__RECORDS FOR THE EXERCISE__.
........

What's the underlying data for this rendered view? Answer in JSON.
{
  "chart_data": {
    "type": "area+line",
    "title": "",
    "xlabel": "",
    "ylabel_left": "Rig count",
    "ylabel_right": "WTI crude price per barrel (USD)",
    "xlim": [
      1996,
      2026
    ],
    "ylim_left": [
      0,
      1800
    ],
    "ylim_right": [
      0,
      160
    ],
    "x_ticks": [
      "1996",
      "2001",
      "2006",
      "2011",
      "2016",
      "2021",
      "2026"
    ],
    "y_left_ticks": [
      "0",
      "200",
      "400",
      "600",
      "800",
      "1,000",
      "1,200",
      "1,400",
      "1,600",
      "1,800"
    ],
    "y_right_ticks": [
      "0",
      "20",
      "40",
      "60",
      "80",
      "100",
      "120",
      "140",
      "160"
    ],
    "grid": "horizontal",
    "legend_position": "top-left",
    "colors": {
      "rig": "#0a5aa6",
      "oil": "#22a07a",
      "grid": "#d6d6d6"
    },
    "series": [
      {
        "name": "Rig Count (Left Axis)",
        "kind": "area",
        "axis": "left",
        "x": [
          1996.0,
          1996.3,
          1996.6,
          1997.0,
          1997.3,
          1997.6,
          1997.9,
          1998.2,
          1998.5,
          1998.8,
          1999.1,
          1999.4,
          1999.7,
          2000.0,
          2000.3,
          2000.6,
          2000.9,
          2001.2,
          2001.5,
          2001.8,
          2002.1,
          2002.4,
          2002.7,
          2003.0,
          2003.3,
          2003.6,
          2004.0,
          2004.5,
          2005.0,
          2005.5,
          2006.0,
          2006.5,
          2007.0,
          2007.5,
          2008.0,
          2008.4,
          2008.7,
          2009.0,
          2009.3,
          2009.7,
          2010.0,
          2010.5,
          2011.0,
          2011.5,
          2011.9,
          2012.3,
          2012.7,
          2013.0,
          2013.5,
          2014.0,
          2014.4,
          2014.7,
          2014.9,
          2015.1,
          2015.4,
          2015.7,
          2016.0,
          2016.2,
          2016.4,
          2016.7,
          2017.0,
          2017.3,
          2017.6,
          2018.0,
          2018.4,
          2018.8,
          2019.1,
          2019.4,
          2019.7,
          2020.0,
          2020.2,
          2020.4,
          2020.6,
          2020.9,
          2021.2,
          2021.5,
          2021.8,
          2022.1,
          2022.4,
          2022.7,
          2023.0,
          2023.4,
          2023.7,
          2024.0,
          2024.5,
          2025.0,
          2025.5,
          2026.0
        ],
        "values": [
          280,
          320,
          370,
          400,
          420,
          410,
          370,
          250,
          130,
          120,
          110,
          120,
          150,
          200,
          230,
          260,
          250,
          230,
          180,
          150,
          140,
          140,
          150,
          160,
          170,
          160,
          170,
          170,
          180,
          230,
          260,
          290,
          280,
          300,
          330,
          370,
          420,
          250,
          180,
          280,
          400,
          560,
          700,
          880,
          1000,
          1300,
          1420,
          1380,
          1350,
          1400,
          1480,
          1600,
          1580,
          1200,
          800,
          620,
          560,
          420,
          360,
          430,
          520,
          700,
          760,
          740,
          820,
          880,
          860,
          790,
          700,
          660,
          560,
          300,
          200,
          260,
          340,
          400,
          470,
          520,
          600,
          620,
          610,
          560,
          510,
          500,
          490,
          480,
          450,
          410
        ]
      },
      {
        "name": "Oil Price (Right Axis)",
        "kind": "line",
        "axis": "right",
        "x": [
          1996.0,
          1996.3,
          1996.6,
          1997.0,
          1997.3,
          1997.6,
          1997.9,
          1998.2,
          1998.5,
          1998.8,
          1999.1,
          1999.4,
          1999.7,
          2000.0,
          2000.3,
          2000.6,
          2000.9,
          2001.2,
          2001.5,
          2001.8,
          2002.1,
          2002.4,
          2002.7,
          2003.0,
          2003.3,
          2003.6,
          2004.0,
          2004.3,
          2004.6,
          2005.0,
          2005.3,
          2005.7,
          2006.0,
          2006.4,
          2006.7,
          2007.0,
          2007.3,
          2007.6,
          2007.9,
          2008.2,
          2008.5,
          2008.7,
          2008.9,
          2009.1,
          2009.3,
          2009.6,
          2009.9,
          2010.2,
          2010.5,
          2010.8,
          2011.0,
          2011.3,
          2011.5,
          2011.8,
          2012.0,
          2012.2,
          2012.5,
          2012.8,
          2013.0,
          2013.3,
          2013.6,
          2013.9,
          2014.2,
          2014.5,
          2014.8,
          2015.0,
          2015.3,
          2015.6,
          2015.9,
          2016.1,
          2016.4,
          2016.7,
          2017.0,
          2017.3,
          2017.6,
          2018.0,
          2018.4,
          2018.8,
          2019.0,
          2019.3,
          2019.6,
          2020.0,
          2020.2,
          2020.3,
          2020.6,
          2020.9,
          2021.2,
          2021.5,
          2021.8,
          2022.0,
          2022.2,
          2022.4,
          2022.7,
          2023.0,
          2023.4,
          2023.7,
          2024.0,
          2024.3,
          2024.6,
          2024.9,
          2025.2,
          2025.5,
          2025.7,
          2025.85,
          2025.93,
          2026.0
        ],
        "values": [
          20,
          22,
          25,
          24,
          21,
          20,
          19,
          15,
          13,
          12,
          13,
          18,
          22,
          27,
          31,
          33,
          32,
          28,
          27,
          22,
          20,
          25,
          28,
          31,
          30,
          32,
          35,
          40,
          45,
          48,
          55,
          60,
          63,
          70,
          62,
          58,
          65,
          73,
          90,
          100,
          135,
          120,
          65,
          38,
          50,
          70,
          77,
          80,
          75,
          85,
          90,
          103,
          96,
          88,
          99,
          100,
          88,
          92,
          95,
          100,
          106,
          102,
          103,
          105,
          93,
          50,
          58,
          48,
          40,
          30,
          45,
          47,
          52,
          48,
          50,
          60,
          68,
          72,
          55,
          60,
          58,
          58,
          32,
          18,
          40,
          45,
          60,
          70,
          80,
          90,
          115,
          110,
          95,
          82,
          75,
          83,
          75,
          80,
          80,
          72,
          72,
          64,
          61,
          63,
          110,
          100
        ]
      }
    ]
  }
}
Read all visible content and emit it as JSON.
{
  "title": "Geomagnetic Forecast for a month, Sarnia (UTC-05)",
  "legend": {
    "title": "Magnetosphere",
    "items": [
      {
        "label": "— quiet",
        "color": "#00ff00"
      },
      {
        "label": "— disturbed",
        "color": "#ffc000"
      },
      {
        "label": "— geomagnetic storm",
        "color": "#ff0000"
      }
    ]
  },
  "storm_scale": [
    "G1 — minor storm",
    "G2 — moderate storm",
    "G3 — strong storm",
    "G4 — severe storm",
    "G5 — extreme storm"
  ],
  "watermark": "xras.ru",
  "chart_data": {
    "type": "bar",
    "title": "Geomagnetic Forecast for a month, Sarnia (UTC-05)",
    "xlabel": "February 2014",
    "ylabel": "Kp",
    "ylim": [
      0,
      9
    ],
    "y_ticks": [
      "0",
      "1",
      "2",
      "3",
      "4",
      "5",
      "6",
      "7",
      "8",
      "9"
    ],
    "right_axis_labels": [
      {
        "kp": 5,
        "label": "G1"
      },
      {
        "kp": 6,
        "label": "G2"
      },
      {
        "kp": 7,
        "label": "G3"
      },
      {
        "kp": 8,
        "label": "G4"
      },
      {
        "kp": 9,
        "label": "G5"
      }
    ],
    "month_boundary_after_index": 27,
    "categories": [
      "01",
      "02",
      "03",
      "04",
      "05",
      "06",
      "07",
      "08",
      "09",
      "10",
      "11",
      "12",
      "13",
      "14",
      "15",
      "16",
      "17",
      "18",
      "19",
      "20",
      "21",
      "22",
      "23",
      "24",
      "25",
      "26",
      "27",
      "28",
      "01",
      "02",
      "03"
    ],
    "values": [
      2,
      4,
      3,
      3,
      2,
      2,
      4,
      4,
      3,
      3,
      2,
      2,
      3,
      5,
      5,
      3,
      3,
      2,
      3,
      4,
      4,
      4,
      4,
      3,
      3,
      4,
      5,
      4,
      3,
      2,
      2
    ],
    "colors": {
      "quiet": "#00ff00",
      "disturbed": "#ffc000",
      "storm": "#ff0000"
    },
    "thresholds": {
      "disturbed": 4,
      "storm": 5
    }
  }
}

........

__YOUR TASK__.
Copy all lines from the entries that contain the word "disturbed".

__RESULT OF THIS TASK__.
        "label": "— disturbed",
      "disturbed": "#ffc000",
      "disturbed": 4,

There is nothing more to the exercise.